== EXERCISE GOAL ==
Each entry should be quoted word for word, including every mark of punctuation.

[begin GIVEN DATA]

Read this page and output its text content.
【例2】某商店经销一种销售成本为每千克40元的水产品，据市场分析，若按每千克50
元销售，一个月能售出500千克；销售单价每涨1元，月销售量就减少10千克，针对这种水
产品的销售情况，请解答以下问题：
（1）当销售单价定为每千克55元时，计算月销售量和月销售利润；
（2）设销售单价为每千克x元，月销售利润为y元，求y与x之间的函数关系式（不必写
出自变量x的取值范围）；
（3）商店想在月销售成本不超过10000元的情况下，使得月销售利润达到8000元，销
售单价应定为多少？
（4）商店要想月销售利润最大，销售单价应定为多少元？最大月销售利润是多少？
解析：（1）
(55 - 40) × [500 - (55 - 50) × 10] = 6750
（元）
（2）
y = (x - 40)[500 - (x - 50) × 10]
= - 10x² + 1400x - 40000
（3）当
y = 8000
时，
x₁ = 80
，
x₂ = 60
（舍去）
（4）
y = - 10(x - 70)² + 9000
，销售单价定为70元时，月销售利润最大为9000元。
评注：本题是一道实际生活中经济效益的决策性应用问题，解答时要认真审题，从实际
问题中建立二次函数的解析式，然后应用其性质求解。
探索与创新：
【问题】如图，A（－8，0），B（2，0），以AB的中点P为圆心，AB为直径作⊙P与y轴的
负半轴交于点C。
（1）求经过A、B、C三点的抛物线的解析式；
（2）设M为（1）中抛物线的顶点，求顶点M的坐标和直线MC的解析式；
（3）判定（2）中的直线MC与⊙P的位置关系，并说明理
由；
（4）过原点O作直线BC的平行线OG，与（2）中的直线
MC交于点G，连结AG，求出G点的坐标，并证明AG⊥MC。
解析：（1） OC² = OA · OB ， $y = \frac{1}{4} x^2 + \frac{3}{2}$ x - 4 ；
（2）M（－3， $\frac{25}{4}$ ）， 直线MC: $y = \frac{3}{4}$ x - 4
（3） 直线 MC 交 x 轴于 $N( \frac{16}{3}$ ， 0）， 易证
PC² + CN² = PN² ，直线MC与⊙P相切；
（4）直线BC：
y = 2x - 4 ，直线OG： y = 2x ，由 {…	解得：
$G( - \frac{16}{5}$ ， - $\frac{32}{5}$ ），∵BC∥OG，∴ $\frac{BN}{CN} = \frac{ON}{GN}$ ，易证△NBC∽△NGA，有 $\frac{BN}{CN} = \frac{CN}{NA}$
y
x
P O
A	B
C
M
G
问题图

[end GIVEN DATA]

== RESPONSE TO THE EXERCISE ==
Read this page and output its text content.
【例2】某商店经销一种销售成本为每千克40元的水产品，据市场分析，若按每千克50
元销售，一个月能售出500千克；销售单价每涨1元，月销售量就减少10千克，针对这种水
产品的销售情况，请解答以下问题：
（1）当销售单价定为每千克55元时，计算月销售量和月销售利润；
（2）设销售单价为每千克x元，月销售利润为y元，求y与x之间的函数关系式（不必写
出自变量x的取值范围）；
（3）商店想在月销售成本不超过10000元的情况下，使得月销售利润达到8000元，销
售单价应定为多少？
（4）商店要想月销售利润最大，销售单价应定为多少元？最大月销售利润是多少？
解析：（1）
(55 - 40) × [500 - (55 - 50) × 10] = 6750
（元）
（2）
y = (x - 40)[500 - (x - 50) × 10]
= - 10x² + 1400x - 40000
（3）当
y = 8000
时，
x₁ = 80
，
x₂ = 60
（舍去）
（4）
y = - 10(x - 70)² + 9000
，销售单价定为70元时，月销售利润最大为9000元。
评注：本题是一道实际生活中经济效益的决策性应用问题，解答时要认真审题，从实际
问题中建立二次函数的解析式，然后应用其性质求解。
探索与创新：
【问题】如图，A（－8，0），B（2，0），以AB的中点P为圆心，AB为直径作⊙P与y轴的
负半轴交于点C。
（1）求经过A、B、C三点的抛物线的解析式；
（2）设M为（1）中抛物线的顶点，求顶点M的坐标和直线MC的解析式；
（3）判定（2）中的直线MC与⊙P的位置关系，并说明理
由；
（4）过原点O作直线BC的平行线OG，与（2）中的直线
MC交于点G，连结AG，求出G点的坐标，并证明AG⊥MC。
解析：（1） OC² = OA · OB ， $y = \frac{1}{4} x^2 + \frac{3}{2}$ x - 4 ；
（2）M（－3， $\frac{25}{4}$ ）， 直线MC: $y = \frac{3}{4}$ x - 4
（3） 直线 MC 交 x 轴于 $N( \frac{16}{3}$ ， 0）， 易证
PC² + CN² = PN² ，直线MC与⊙P相切；
（4）直线BC：
y = 2x - 4 ，直线OG： y = 2x ，由 {…	解得：
$G( - \frac{16}{5}$ ， - $\frac{32}{5}$ ），∵BC∥OG，∴ $\frac{BN}{CN} = \frac{ON}{GN}$ ，易证△NBC∽△NGA，有 $\frac{BN}{CN} = \frac{CN}{NA}$
y
x
P O
A	B
C
M
G
问题图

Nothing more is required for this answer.